What the exercise asks: Rewrite the football article from "Here's Waasdorp violently" to "knowledge and passion.", substituting "face mask" for "helmet".

Passage given:
Football: Quartz Hill lineman Jacob Waasdorp plays the game with the ferocity and fervor of his idol, Hall of Famer Dick Butkus.

November 14, 1996|DANA HADDAD | TIMES STAFF WRITER

QUARTZ HILL — Ken Hettinger, defensive coordinator of the Quartz Hill High football team, recently was asked to provide an image of Jacob Waasdorp, his prized senior lineman and one many coaches believe to be the best defensive player in the region.

Hettinger paused, knowing his answer might draw criticism, then spoke.

"Dick Butkus," Hettinger said. "He's Dick Butkus."

Waasdorp plays like Butkus, wreaking havoc on blockers and chasing ballcarriers with the same rabid abandon, probably because Butkus ranks as his favorite player. "He was mean," Waasdorp said. "The fool was crazy."

Butkus was a fiery, fearsome linebacker for the Chicago Bears, and Waasdorp, an intimidating 6-foot-1 1/2, 235-pound senior who bench presses 345 pounds, is a pain-inflicting, high-school version of Butkus.

You can't stop him, you can only hope to contain him.

Of course, Waasdorp doesn't remember the playing days of Butkus, who was inducted into the Pro Football Hall of Fame when Waasdorp was only 10 months old.

But in this age of multilevel marketing--when pro athletes are practically jumping out of TV sets and off the pages of magazines--Waasdorp can identify with a 53-year-old legend.

Images?

Here's Waasdorp playing on the offensive line as a sophomore, blocking a Littlerock rusher so hard he leaves his feet.

"He messed up his knee," Waasdorp said. "It's kind of sick to say, but it was kind of a proud moment."

Here's Waasdorp violently colliding with Canyon High receiver Steve Lombardi in a passing-league game. Lombardi needs stitches in one ear and Waasdorp needs a root-canal procedure on a front tooth as a result.

"He didn't stop and I didn't stop," Waasdorp said. "Me being the bigger guy, he went down."

There were other crushing hits, too many to mention.

"I have a lot of stick marks on my helmet, cuts and stuff like that," Waasdorp said.

Butkus would be proud, especially because Waasdorp is not a mere thug but a throwback who plays with knowledge and passion.

When Quartz Hill made key adjustments on defense in victories over Kennedy and Saugus this season, it was Waasdorp who suggested the new strategies.

"It's like having a coach on the field," Hettinger said.

"He's probably the best defensive player we've had," said John Albee, the Rebels' head coach the past 29 seasons.

Nearly every school in the Pacific 10 Conference is recruiting Waasdorp. California and Arizona State already have offered scholarships. The question is which position he will play: linebacker, defensive line or fullback.

Yes, Waasdorp also plays offense, chipping in with 471 yards rushing and 18 receptions.

"I think football gives me character," he said. "Hopefully, it'll give me a scholarship and bring me an education."

Data extract:
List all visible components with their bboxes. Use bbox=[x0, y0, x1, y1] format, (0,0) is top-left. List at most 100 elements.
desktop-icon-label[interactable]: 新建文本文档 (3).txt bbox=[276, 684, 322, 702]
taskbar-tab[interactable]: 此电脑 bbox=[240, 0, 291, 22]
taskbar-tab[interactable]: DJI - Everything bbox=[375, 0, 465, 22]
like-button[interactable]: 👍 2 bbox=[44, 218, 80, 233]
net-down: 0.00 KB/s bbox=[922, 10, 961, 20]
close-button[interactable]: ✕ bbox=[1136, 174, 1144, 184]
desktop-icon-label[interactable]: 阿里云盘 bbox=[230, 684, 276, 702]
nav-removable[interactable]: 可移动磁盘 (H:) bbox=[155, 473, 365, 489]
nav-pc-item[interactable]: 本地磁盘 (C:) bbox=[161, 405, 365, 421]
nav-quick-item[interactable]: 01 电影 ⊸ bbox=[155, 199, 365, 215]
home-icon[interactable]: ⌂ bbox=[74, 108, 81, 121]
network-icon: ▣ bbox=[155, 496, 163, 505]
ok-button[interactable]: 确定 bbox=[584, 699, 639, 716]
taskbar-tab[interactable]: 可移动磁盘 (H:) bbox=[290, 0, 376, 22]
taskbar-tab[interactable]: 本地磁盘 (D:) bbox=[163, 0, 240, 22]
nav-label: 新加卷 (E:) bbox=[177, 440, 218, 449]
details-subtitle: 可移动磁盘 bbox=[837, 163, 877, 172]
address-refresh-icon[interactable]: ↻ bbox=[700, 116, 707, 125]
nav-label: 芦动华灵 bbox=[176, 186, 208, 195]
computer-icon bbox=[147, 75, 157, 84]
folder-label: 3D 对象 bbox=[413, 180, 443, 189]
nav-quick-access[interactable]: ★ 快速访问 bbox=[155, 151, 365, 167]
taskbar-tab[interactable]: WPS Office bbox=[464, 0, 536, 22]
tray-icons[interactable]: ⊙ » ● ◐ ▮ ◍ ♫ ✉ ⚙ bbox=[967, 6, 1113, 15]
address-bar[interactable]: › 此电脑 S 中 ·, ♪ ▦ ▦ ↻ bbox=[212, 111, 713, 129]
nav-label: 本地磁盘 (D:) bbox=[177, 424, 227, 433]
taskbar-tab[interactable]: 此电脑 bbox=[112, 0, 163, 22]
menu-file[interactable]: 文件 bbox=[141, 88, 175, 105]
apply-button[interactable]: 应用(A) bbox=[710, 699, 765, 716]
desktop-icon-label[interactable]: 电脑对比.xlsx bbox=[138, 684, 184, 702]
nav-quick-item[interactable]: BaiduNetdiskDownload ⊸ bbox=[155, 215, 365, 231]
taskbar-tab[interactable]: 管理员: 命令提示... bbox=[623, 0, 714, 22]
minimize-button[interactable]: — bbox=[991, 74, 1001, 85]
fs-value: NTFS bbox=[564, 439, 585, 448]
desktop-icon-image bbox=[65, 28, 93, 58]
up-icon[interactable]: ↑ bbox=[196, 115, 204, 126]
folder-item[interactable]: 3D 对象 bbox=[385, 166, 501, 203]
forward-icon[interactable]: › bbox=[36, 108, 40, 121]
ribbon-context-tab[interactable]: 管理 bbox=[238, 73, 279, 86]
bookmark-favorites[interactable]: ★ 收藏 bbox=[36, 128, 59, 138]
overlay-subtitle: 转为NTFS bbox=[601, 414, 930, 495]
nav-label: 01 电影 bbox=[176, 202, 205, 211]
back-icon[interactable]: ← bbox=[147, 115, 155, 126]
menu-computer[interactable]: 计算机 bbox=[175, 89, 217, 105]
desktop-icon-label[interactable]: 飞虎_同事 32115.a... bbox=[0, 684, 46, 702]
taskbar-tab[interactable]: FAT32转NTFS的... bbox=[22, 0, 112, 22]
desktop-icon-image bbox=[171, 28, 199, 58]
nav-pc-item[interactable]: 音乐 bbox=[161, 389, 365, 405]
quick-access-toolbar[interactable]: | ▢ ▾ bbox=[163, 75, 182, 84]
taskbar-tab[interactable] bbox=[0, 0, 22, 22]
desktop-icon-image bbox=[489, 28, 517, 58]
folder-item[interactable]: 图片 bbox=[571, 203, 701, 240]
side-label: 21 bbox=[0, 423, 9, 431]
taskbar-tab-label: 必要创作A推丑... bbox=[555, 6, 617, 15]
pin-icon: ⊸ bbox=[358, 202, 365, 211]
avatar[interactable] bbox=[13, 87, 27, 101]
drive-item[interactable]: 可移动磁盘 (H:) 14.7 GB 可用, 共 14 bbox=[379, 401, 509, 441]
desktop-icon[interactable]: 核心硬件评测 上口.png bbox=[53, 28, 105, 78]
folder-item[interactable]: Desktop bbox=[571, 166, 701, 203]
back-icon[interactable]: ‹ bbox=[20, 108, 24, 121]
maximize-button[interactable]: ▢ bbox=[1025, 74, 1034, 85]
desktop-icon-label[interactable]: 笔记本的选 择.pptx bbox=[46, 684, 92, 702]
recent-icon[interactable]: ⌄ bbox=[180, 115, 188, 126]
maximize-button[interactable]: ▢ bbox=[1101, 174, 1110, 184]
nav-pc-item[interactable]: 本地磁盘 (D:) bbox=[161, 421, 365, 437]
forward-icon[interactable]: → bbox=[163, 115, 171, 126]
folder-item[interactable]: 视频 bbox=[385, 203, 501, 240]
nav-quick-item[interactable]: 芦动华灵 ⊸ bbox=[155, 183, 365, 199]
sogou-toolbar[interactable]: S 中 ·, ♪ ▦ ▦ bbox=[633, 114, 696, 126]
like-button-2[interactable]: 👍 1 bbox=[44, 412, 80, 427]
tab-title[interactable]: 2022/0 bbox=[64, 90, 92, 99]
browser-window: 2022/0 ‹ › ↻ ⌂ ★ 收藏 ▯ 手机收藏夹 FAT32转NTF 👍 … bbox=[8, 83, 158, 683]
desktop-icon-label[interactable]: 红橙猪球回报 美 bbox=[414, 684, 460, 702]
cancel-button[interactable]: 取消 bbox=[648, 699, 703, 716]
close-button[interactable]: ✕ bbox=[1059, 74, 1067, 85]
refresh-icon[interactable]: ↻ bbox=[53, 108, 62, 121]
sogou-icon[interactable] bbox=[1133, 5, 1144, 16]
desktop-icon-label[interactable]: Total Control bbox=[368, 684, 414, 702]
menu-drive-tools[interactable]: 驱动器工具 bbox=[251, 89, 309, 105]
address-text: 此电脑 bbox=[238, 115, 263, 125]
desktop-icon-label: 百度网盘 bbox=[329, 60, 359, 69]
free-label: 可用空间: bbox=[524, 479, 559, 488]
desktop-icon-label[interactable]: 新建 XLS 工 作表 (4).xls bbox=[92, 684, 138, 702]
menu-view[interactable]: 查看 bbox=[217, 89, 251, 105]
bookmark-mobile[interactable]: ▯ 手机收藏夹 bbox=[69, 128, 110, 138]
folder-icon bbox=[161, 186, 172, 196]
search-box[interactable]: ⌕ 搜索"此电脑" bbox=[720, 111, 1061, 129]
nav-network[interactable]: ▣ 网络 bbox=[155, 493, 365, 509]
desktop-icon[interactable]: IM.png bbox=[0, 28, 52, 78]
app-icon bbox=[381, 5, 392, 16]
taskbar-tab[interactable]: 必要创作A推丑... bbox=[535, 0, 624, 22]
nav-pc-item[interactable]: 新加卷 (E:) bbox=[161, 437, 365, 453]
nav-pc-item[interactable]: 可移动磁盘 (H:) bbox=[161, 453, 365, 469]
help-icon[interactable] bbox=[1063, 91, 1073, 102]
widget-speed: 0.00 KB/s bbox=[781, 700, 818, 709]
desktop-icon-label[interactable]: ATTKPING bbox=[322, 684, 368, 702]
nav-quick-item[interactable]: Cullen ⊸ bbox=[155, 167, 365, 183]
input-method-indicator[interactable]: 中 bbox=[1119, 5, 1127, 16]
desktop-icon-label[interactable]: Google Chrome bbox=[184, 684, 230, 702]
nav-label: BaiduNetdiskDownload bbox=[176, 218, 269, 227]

Answer to this problem:
Here's Waasdorp violently colliding with Canyon High receiver Steve Lombardi in a passing-league game. Lombardi needs stitches in one ear and Waasdorp needs a root-canal procedure on a front tooth as a result.

"He didn't stop and I didn't stop," Waasdorp said. "Me being the bigger guy, he went down."

There were other crushing hits, too many to mention.

"I have a lot of stick marks on my face mask, cuts and stuff like that," Waasdorp said.

Butkus would be proud, especially because Waasdorp is not a mere thug but a throwback who plays with knowledge and passion.